Entries shown:

####

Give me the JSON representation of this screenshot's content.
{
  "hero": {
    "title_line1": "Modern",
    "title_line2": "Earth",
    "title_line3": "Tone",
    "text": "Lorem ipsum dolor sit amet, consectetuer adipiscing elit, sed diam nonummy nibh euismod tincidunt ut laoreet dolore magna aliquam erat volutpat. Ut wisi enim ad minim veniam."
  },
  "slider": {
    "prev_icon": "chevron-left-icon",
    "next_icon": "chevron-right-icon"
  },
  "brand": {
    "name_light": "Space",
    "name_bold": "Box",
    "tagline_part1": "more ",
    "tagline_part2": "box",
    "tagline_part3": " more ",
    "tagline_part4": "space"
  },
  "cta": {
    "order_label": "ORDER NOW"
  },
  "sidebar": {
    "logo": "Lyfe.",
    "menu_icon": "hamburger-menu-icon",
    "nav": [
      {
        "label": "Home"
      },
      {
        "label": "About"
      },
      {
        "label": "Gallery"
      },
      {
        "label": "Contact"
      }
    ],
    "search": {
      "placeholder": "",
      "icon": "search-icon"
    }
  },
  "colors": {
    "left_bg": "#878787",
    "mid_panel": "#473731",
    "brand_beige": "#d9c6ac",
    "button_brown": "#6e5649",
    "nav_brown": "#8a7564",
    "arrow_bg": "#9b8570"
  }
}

####

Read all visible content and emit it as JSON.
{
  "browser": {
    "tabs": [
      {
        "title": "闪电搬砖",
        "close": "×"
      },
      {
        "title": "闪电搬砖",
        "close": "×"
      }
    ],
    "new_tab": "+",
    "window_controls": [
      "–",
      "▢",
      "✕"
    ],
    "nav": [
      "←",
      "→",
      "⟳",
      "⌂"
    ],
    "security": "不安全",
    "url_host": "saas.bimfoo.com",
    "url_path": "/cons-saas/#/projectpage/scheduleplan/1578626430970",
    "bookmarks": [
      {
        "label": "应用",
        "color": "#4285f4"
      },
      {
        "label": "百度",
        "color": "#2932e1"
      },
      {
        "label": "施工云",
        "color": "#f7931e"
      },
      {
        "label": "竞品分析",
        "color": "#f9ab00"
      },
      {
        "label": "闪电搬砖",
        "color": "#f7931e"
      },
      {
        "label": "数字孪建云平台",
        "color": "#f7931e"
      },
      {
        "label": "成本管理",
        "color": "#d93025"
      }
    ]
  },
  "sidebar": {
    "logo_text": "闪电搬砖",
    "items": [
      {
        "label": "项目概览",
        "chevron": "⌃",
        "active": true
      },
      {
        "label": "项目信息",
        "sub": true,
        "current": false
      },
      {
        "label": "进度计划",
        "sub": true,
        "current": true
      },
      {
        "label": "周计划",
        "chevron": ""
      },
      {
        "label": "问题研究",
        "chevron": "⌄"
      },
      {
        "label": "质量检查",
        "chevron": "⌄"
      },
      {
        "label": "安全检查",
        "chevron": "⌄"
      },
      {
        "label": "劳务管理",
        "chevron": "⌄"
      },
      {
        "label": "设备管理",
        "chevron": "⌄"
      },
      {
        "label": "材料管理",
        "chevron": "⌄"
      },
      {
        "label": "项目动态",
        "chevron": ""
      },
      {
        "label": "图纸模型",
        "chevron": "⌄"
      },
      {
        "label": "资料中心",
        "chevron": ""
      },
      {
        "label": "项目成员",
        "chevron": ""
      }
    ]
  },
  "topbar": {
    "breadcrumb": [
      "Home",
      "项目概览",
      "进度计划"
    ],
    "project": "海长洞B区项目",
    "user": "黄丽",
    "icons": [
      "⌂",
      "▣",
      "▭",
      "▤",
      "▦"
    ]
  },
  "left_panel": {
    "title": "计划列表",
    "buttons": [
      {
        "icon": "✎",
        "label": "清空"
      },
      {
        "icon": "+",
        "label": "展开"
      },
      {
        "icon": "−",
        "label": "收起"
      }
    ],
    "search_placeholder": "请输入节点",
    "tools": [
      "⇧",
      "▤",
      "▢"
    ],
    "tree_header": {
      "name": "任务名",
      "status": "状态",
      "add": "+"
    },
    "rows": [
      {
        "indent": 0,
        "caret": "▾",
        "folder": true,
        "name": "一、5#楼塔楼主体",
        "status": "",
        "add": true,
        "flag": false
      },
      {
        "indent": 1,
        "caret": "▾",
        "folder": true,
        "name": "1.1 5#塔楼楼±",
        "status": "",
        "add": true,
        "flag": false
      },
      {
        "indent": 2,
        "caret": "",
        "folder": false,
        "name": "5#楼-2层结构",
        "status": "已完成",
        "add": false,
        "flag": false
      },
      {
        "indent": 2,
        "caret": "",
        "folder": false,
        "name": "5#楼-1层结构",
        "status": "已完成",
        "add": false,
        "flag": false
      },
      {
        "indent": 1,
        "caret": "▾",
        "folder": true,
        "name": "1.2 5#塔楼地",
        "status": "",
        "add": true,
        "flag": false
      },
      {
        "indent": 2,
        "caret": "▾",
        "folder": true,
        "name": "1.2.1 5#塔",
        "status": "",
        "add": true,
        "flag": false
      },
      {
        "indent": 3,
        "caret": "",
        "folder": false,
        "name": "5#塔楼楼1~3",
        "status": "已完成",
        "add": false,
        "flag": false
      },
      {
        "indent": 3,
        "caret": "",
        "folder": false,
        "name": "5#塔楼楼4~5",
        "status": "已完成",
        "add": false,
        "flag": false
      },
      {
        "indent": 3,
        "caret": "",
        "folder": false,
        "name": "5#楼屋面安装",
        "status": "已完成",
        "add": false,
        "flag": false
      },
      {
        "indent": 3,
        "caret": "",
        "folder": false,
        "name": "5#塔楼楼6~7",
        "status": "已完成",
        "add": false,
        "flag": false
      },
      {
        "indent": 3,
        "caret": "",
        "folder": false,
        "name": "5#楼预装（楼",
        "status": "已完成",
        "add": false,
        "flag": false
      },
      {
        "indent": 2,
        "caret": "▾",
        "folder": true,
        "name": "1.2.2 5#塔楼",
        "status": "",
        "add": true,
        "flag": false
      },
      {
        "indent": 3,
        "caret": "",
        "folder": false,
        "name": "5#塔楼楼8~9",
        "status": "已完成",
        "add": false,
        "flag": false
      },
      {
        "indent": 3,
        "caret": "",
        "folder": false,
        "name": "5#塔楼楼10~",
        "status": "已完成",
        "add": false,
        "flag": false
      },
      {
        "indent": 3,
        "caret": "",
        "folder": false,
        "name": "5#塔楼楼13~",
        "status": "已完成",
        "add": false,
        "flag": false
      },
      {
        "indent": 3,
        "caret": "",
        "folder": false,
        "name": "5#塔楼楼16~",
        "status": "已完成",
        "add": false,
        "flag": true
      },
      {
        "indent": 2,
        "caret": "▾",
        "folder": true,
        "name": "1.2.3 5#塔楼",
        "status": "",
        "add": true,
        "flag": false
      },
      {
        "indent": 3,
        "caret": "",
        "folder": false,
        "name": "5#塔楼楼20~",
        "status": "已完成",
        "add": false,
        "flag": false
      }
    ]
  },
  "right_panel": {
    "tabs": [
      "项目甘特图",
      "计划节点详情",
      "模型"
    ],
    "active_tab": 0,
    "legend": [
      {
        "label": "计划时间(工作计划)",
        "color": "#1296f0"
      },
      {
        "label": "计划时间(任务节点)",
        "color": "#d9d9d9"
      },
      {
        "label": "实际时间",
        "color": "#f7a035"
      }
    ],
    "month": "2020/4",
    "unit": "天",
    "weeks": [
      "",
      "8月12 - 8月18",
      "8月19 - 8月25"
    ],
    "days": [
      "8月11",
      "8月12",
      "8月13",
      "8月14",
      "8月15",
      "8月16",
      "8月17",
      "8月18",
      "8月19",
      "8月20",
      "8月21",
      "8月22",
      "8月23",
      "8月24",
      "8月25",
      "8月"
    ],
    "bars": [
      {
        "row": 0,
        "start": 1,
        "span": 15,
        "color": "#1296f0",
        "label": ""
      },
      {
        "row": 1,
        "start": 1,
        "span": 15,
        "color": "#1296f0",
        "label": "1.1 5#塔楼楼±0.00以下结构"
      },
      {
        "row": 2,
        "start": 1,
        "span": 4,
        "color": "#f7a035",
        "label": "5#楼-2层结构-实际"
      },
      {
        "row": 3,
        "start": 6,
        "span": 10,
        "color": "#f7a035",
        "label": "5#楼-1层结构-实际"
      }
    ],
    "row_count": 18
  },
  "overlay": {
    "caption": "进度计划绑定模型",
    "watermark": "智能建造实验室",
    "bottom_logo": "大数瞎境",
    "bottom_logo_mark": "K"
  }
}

####

Provide solely the number of lines in the data that include the word "more".

Full response: 2